» **Given entries**

● ● ● ● ● ● ●

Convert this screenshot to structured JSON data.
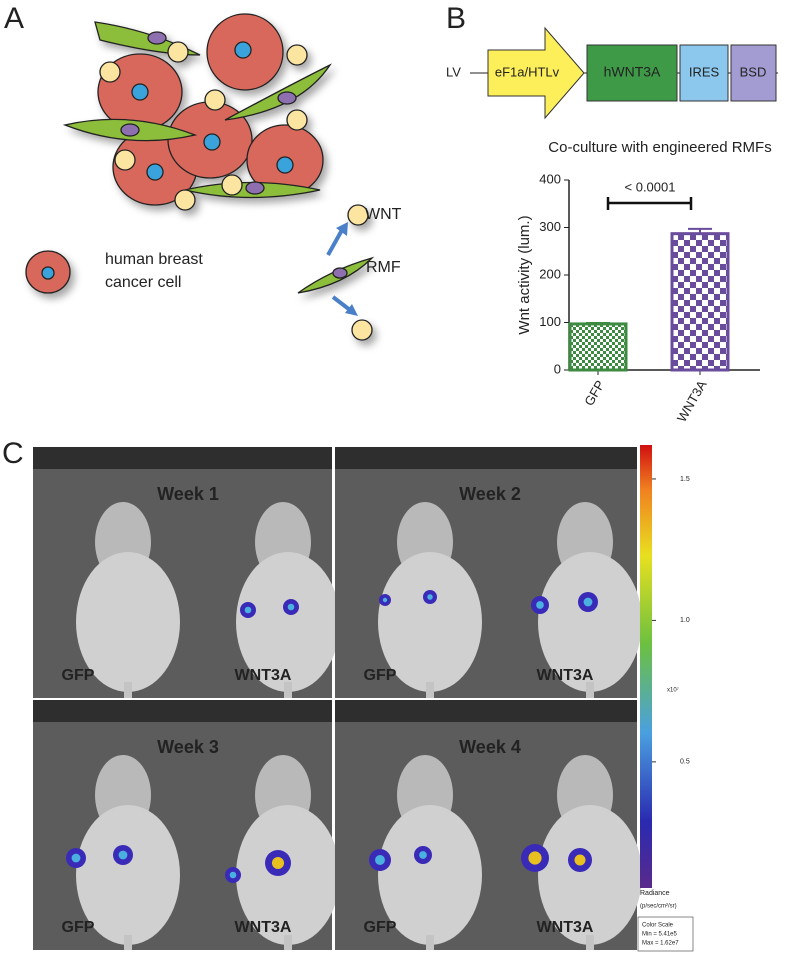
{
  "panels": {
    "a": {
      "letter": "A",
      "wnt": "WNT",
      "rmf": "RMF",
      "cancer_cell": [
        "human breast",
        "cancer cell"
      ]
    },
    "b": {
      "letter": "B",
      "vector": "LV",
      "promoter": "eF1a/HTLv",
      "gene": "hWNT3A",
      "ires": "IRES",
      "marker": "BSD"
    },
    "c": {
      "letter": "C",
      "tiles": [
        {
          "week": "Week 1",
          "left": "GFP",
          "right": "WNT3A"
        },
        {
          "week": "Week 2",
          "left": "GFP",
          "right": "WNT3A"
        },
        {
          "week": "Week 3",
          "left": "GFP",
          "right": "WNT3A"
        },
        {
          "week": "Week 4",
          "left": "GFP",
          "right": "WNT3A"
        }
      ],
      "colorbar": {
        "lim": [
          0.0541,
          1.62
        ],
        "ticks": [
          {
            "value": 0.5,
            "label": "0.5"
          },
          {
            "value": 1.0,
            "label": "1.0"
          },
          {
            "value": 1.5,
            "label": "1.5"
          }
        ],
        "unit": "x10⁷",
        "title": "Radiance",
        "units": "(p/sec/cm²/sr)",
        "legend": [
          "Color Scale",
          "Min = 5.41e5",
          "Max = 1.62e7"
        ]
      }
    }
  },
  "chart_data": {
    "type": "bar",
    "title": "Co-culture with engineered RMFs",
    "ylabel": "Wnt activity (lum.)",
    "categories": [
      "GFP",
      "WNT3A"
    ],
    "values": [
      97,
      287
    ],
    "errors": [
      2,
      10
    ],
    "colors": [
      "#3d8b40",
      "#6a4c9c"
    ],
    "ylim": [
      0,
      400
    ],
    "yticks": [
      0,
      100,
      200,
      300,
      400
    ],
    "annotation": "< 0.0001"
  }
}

● ● ● ● ● ● ●

» **Work to be completed**
Copy the whole of the material above exactly, but not its images.

» **Result**
Convert this screenshot to structured JSON data.
{
  "panels": {
    "a": {
      "letter": "A",
      "wnt": "WNT",
      "rmf": "RMF",
      "cancer_cell": [
        "human breast",
        "cancer cell"
      ]
    },
    "b": {
      "letter": "B",
      "vector": "LV",
      "promoter": "eF1a/HTLv",
      "gene": "hWNT3A",
      "ires": "IRES",
      "marker": "BSD"
    },
    "c": {
      "letter": "C",
      "tiles": [
        {
          "week": "Week 1",
          "left": "GFP",
          "right": "WNT3A"
        },
        {
          "week": "Week 2",
          "left": "GFP",
          "right": "WNT3A"
        },
        {
          "week": "Week 3",
          "left": "GFP",
          "right": "WNT3A"
        },
        {
          "week": "Week 4",
          "left": "GFP",
          "right": "WNT3A"
        }
      ],
      "colorbar": {
        "lim": [
          0.0541,
          1.62
        ],
        "ticks": [
          {
            "value": 0.5,
            "label": "0.5"
          },
          {
            "value": 1.0,
            "label": "1.0"
          },
          {
            "value": 1.5,
            "label": "1.5"
          }
        ],
        "unit": "x10⁷",
        "title": "Radiance",
        "units": "(p/sec/cm²/sr)",
        "legend": [
          "Color Scale",
          "Min = 5.41e5",
          "Max = 1.62e7"
        ]
      }
    }
  },
  "chart_data": {
    "type": "bar",
    "title": "Co-culture with engineered RMFs",
    "ylabel": "Wnt activity (lum.)",
    "categories": [
      "GFP",
      "WNT3A"
    ],
    "values": [
      97,
      287
    ],
    "errors": [
      2,
      10
    ],
    "colors": [
      "#3d8b40",
      "#6a4c9c"
    ],
    "ylim": [
      0,
      400
    ],
    "yticks": [
      0,
      100,
      200,
      300,
      400
    ],
    "annotation": "< 0.0001"
  }
}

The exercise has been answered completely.